## Aim of the exercise
In the material below, list every line carrying the string "chóp".

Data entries
════════════════

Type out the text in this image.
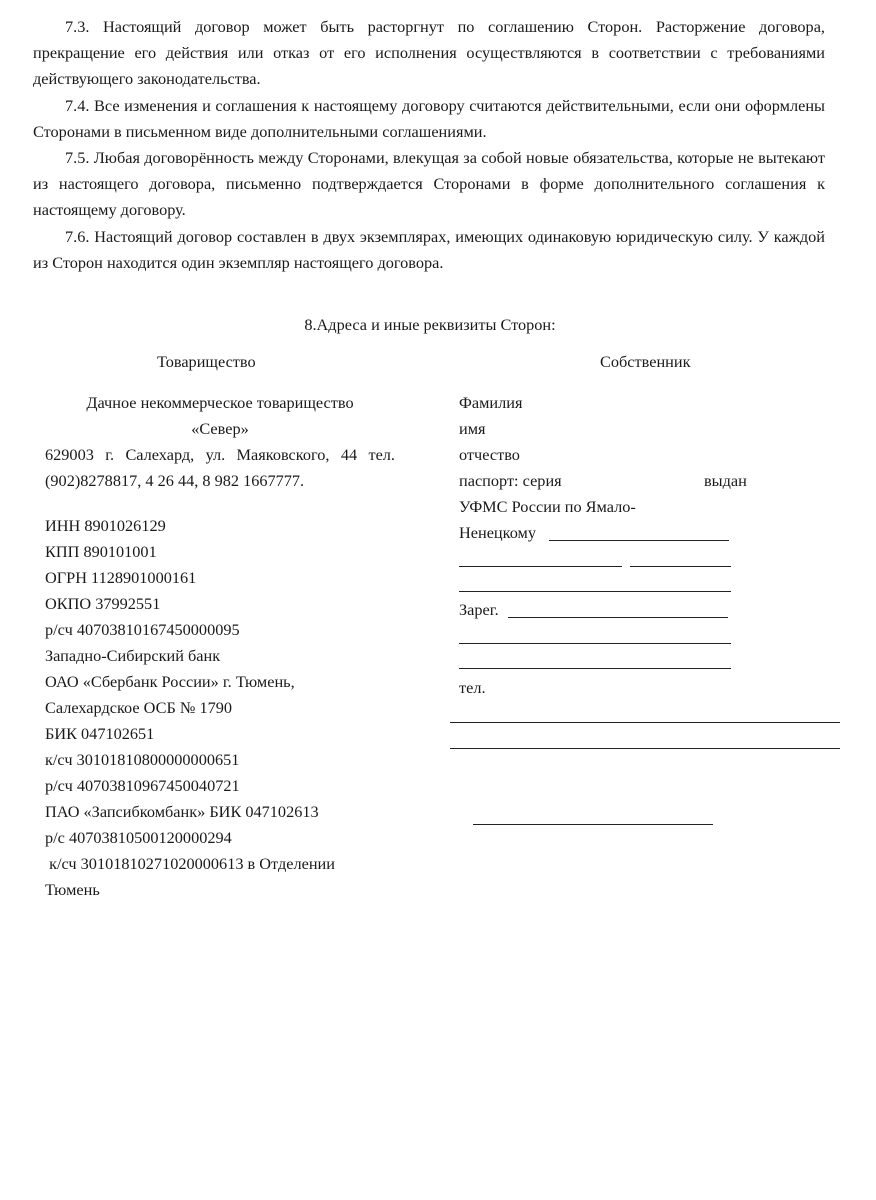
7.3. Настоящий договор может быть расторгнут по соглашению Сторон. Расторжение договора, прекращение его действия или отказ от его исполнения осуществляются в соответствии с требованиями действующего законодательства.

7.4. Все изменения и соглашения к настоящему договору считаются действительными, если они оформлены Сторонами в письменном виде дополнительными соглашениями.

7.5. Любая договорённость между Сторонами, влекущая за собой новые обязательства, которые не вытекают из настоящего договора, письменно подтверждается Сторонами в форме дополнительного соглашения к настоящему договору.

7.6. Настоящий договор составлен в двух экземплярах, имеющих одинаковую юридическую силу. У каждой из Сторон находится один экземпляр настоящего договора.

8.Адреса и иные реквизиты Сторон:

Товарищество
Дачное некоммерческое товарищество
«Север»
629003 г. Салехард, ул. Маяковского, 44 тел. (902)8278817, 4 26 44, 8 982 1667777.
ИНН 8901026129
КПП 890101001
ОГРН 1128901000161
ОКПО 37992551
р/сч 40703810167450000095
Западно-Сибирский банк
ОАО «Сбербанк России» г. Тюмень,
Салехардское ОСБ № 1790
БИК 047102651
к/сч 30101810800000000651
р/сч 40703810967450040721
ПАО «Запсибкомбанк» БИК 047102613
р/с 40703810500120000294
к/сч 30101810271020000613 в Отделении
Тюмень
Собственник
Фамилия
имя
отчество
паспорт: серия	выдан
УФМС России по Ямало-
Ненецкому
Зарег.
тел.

════════════════

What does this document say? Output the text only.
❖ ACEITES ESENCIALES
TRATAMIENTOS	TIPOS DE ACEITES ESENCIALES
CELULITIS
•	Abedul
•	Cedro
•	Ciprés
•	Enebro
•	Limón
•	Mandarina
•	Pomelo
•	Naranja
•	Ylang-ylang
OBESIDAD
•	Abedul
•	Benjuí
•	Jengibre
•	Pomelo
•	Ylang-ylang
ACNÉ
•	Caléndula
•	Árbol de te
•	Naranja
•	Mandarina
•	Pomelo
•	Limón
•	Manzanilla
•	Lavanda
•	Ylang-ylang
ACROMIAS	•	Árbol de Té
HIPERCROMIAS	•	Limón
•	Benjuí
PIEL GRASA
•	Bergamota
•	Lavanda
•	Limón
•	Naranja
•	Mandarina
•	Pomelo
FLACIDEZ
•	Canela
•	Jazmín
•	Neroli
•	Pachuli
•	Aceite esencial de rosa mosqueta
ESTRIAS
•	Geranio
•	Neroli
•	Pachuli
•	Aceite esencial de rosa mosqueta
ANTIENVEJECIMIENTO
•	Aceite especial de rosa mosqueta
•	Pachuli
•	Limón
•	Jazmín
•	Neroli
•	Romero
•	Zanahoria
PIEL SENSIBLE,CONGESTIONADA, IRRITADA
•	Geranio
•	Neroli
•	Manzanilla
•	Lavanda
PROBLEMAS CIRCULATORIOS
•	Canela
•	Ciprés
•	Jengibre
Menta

════════════════

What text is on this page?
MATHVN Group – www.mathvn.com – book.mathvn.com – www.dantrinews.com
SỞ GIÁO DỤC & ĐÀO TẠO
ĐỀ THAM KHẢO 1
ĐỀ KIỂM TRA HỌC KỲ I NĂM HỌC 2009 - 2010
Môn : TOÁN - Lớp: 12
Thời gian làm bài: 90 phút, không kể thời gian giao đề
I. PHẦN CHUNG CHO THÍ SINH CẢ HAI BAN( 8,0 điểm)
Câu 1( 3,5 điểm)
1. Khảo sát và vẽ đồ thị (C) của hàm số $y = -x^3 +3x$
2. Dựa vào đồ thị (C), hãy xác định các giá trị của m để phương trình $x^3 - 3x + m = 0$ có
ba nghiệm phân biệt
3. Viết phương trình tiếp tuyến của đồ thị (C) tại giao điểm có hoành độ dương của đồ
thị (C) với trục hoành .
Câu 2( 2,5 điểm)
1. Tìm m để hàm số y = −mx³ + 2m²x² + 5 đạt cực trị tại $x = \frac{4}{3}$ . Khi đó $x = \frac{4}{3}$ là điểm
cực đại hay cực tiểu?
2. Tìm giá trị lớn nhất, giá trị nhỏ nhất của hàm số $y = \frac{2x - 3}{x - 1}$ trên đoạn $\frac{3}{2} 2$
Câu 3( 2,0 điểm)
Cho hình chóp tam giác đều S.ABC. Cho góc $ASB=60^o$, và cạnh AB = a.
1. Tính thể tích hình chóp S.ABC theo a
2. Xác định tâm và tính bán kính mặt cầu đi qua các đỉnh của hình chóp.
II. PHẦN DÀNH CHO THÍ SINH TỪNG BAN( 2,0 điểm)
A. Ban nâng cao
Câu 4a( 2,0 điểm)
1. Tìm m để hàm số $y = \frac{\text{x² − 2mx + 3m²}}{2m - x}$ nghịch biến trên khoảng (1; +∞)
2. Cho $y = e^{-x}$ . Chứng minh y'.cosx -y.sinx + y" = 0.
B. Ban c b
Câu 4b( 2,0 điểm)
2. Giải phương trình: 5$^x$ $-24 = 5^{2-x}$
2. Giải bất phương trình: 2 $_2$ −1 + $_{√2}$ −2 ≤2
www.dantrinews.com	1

════════════════

## Task output
Cho hình chóp tam giác đều S.ABC. Cho góc $ASB=60^o$, và cạnh AB = a.
1. Tính thể tích hình chóp S.ABC theo a
2. Xác định tâm và tính bán kính mặt cầu đi qua các đỉnh của hình chóp.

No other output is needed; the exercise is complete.